***** Data provided *****

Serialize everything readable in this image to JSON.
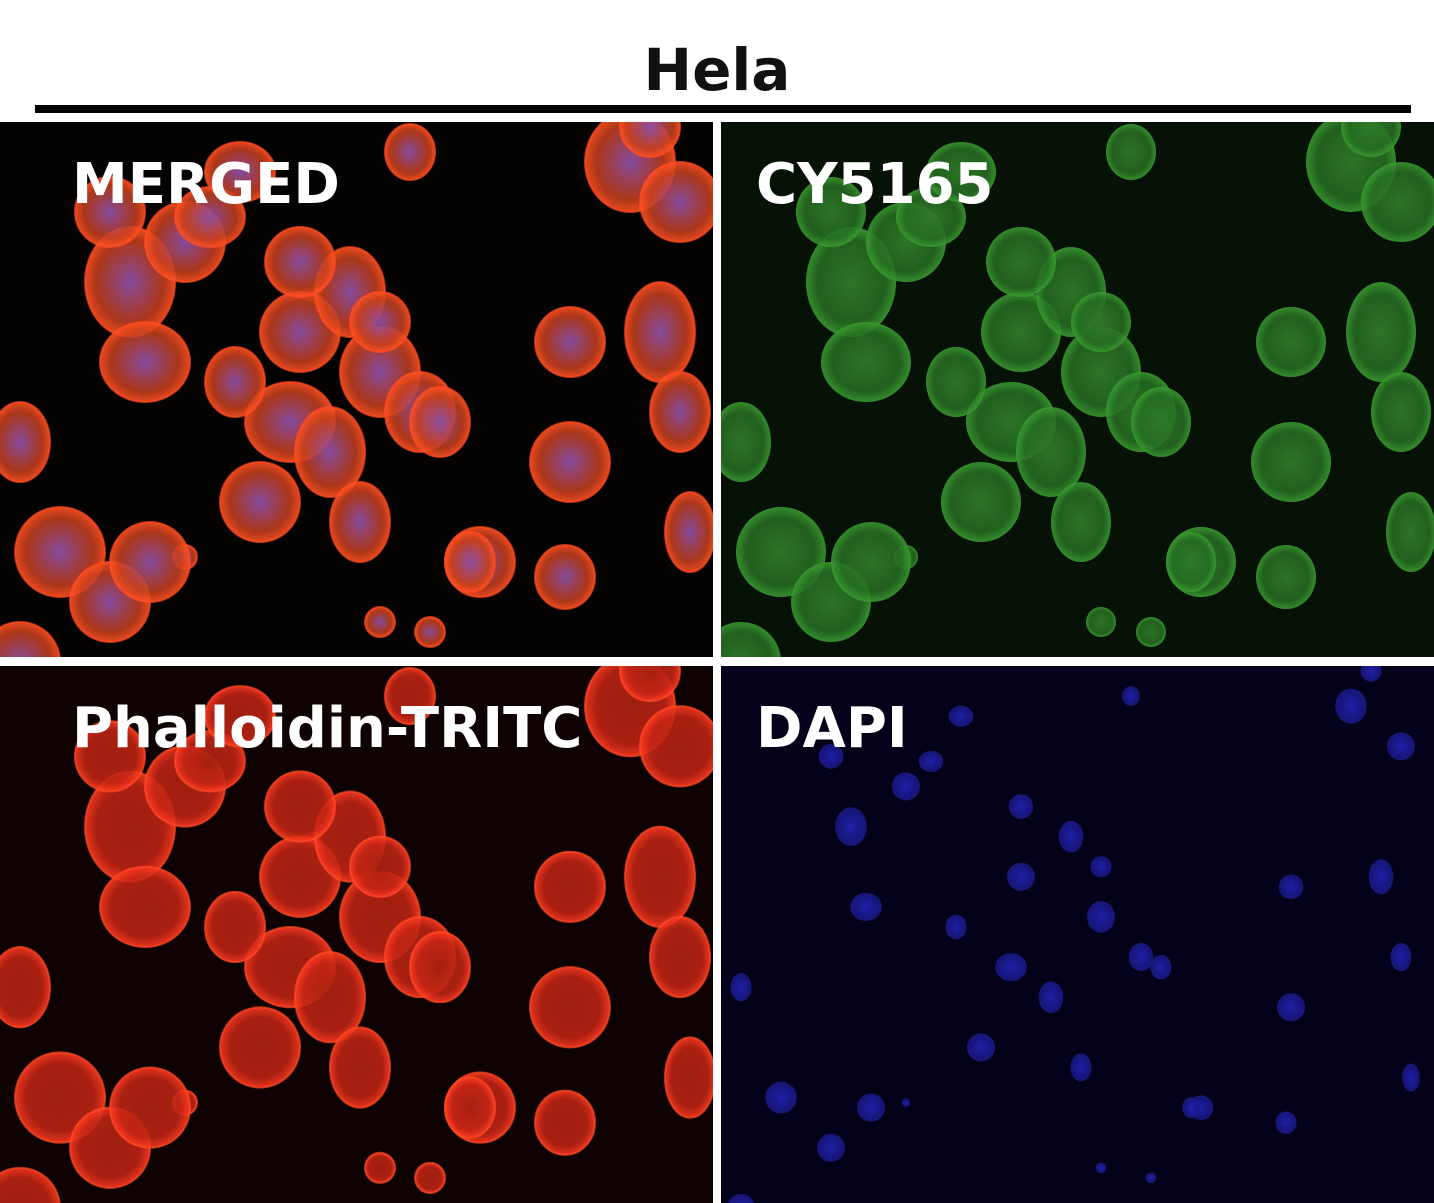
{
  "figure": {
    "title": "Hela",
    "panels": [
      {
        "label": "MERGED",
        "channel": "merged",
        "colors": [
          "#e0401a",
          "#7a4fb0",
          "#3fa030"
        ]
      },
      {
        "label": "CY5165",
        "channel": "green",
        "colors": [
          "#2f8a2a"
        ]
      },
      {
        "label": "Phalloidin-TRITC",
        "channel": "red",
        "colors": [
          "#e02818"
        ]
      },
      {
        "label": "DAPI",
        "channel": "blue",
        "colors": [
          "#2020c0"
        ]
      }
    ]
  }
}
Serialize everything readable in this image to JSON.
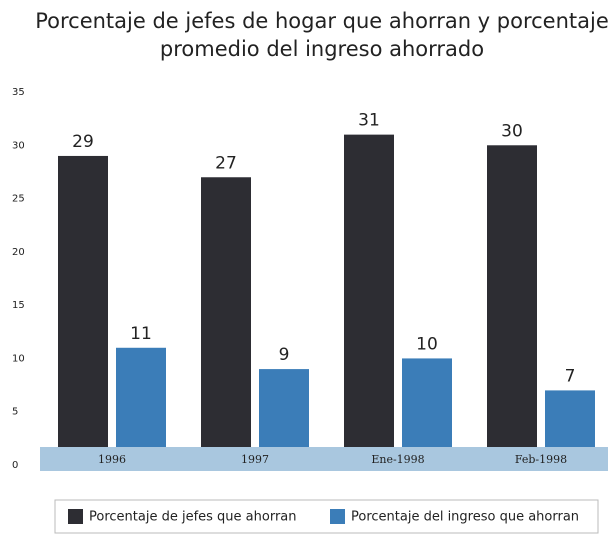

*****

◆ **What the exercise asks**
Transcribe the preceding listing in its entirety and with exact wording, leaving out pictures.

◆ **The answer**
Serialize everything readable in this image to JSON.
{
  "figure": {
    "title": "Hela",
    "panels": [
      {
        "label": "MERGED",
        "channel": "merged",
        "colors": [
          "#e0401a",
          "#7a4fb0",
          "#3fa030"
        ]
      },
      {
        "label": "CY5165",
        "channel": "green",
        "colors": [
          "#2f8a2a"
        ]
      },
      {
        "label": "Phalloidin-TRITC",
        "channel": "red",
        "colors": [
          "#e02818"
        ]
      },
      {
        "label": "DAPI",
        "channel": "blue",
        "colors": [
          "#2020c0"
        ]
      }
    ]
  }
}
Serialize everything readable in this image to JSON.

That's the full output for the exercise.